-------- Data

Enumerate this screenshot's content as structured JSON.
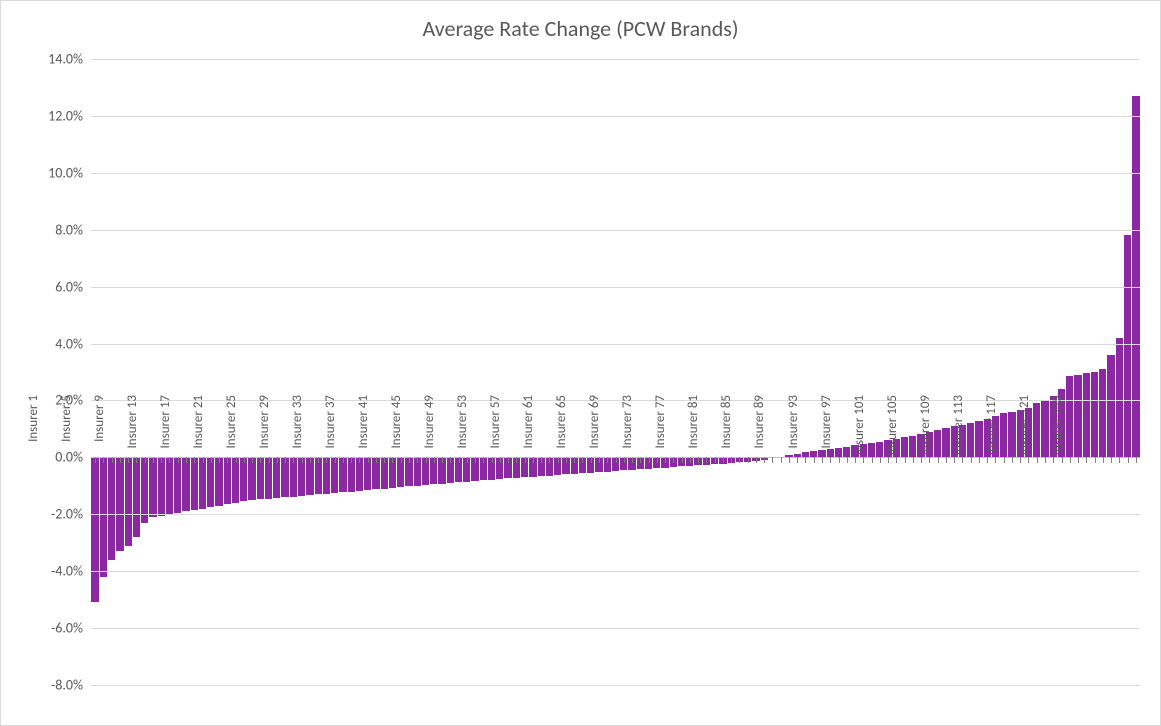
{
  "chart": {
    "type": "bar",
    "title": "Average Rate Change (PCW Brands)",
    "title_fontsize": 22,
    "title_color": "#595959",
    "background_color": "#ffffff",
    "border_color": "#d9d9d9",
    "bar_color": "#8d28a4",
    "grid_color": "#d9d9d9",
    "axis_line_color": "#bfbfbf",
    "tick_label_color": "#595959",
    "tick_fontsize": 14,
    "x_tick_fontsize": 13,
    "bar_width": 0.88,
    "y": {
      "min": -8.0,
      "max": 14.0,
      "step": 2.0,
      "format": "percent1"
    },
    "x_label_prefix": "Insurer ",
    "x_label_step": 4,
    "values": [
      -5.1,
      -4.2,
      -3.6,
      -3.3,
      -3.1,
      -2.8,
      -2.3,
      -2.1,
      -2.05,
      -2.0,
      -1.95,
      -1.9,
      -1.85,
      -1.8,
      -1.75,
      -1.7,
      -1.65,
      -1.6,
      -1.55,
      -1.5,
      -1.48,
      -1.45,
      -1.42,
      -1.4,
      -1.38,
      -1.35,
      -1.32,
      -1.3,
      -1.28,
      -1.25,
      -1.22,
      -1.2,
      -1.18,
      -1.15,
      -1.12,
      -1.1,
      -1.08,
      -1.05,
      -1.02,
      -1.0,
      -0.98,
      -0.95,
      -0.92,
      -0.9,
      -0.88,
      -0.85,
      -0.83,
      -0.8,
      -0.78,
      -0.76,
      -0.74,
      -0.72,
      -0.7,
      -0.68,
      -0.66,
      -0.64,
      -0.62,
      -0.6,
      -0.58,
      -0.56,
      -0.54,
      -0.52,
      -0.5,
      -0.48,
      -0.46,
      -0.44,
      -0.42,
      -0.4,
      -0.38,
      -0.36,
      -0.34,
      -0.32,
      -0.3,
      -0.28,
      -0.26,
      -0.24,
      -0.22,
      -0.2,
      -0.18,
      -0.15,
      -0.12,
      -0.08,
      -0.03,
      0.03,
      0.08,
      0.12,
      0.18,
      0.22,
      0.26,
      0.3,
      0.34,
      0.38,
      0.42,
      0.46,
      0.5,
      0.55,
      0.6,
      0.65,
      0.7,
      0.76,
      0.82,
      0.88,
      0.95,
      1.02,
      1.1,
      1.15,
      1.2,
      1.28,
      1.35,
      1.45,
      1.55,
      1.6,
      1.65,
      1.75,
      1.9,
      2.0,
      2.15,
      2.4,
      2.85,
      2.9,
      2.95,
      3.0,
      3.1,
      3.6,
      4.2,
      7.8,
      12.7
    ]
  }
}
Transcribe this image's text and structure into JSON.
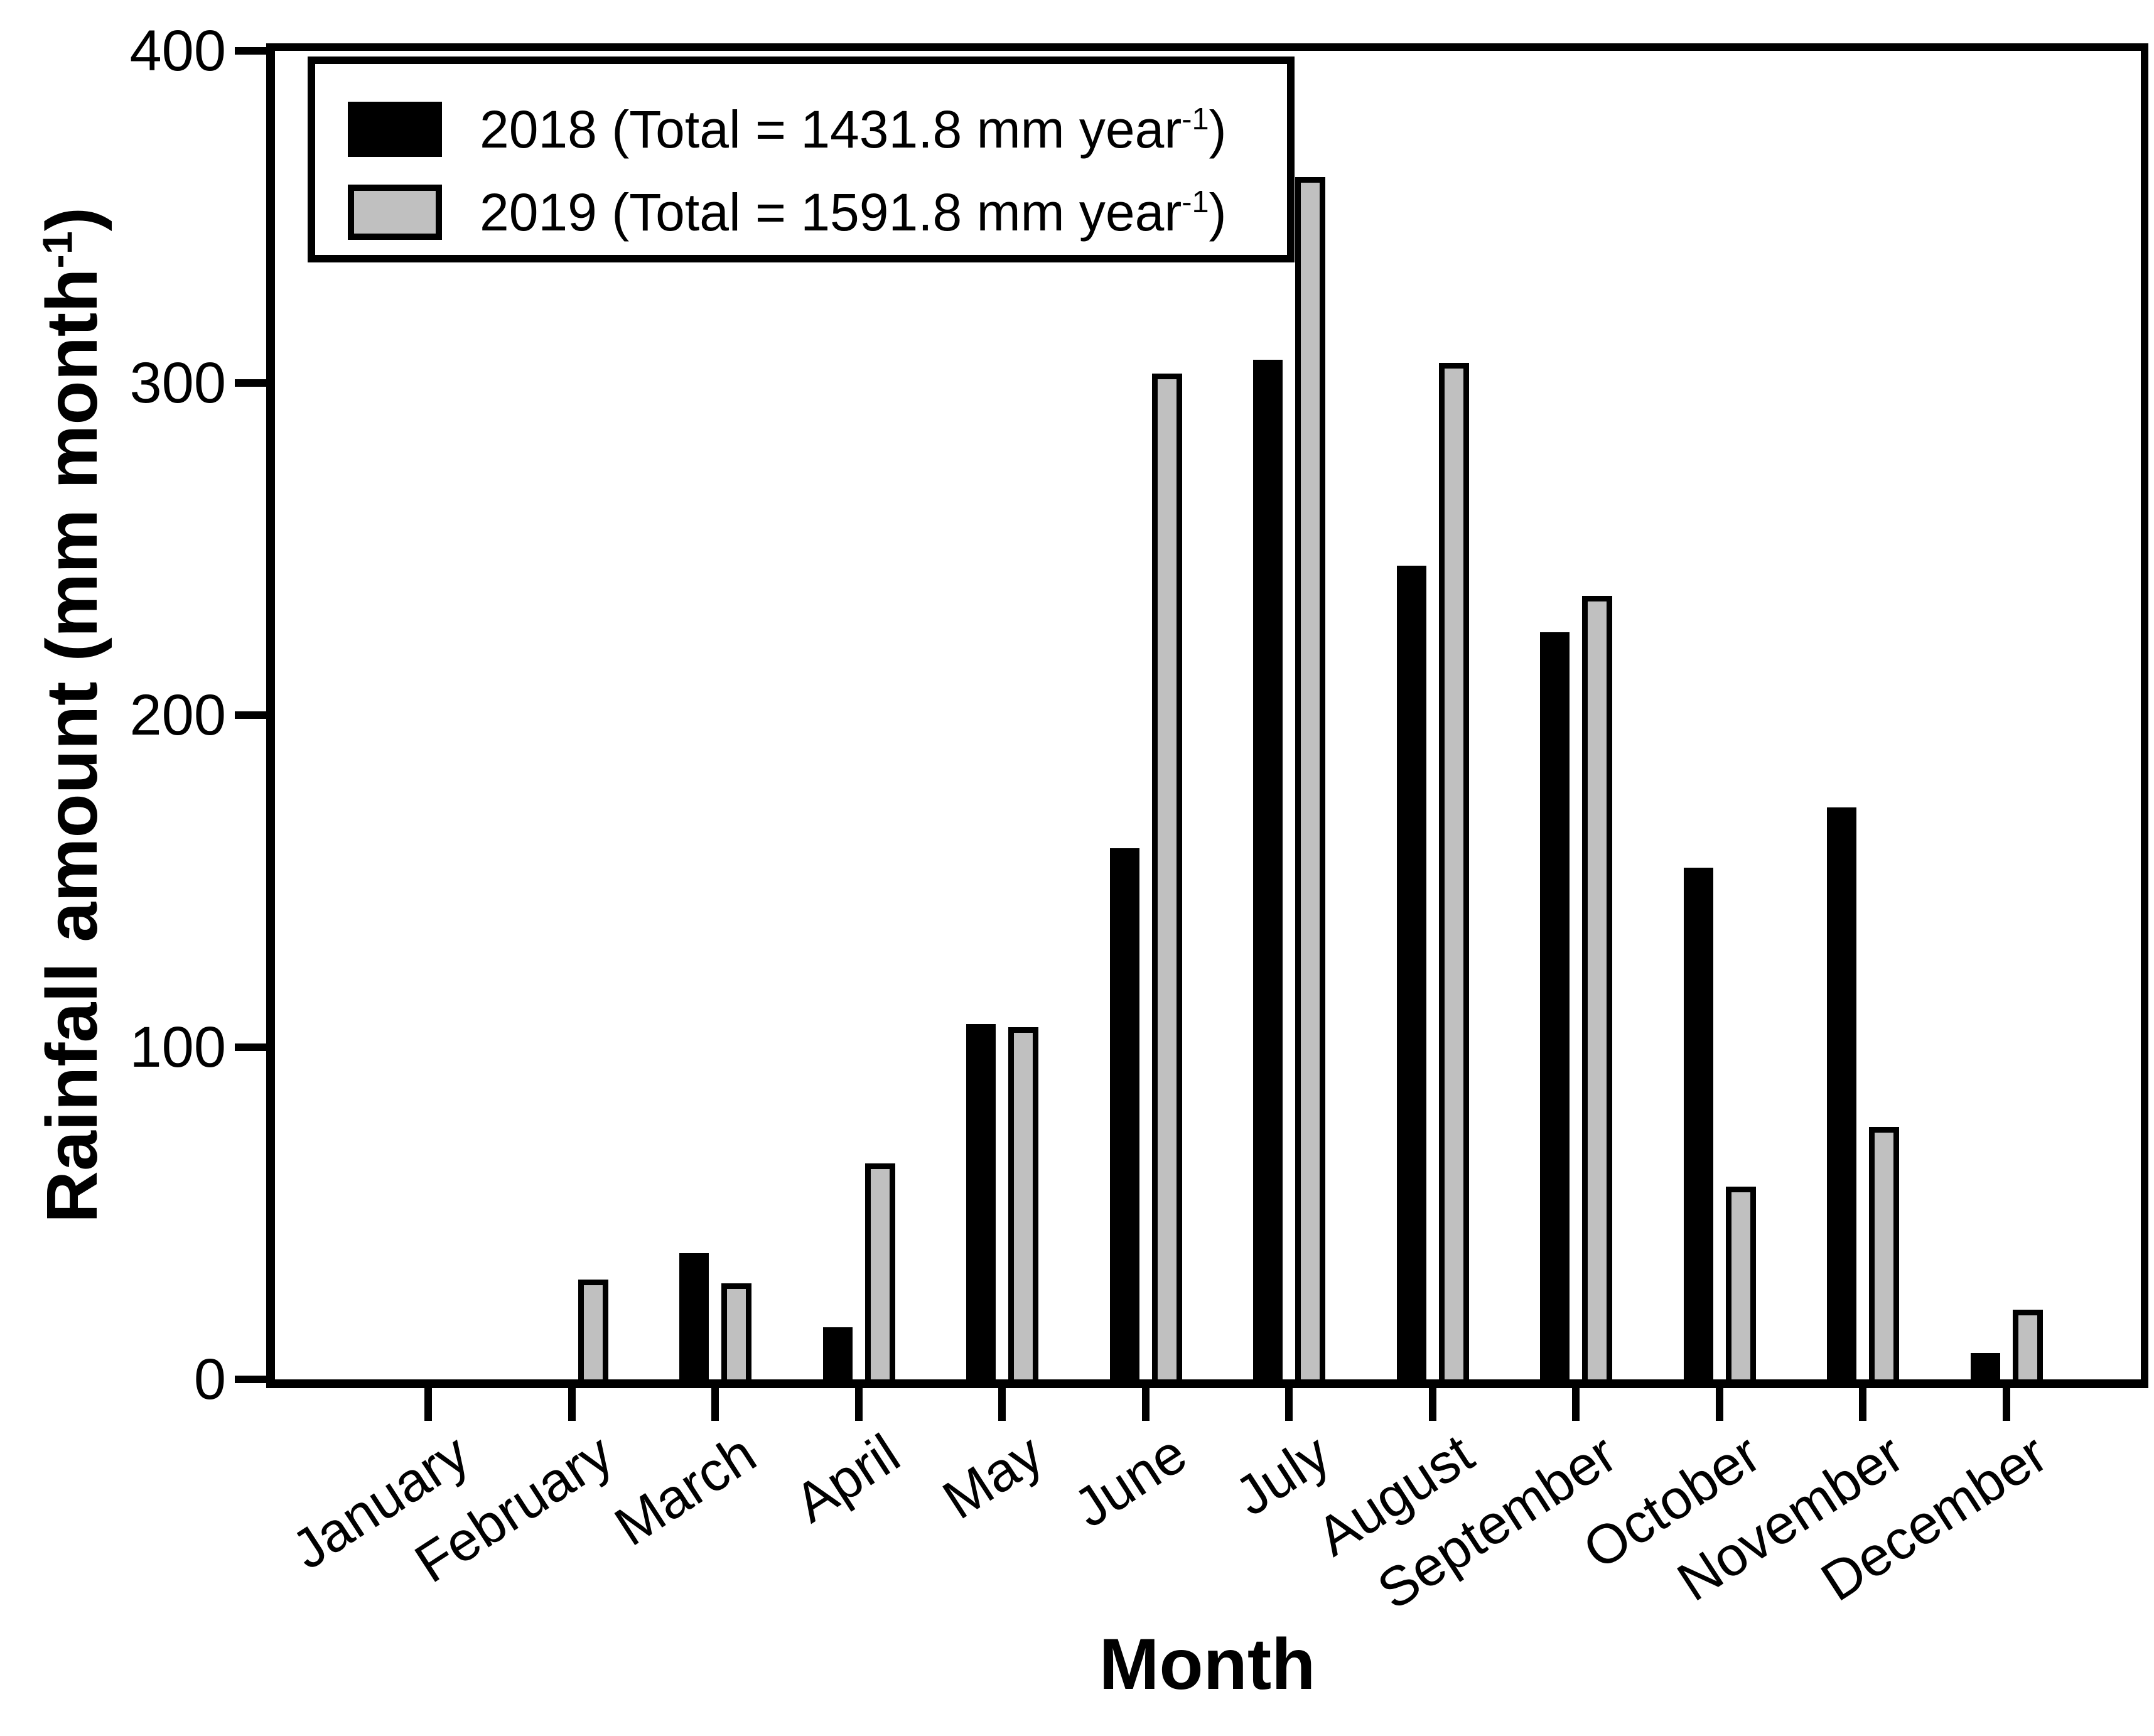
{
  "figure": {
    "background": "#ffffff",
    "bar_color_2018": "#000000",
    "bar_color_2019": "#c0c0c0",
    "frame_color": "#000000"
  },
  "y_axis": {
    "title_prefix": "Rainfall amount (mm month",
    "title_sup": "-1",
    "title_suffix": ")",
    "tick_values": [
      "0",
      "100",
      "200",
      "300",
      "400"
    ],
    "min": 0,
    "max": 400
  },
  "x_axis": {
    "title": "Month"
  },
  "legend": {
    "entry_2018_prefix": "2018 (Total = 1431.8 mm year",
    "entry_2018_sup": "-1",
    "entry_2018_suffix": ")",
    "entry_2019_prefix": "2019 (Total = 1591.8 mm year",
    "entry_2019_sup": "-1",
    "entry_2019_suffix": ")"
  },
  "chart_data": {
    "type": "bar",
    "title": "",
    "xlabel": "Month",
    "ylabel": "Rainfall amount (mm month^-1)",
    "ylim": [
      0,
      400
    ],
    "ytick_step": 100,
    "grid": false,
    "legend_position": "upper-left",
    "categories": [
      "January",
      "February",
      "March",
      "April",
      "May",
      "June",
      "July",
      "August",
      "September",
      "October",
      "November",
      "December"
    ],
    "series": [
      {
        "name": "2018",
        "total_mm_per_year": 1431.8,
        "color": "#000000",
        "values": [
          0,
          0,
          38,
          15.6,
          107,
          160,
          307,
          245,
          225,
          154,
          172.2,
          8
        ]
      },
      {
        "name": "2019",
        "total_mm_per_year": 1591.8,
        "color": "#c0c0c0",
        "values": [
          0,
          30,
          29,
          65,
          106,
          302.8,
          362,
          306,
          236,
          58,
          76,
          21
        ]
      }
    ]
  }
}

----------------

Exercise directions -
In the records above, locate each line with the word "JSON". Copy all such lines.

Problem solution -
Enumerate this screenshot's content as structured JSON.
Transcribe this image's text and structure into JSON.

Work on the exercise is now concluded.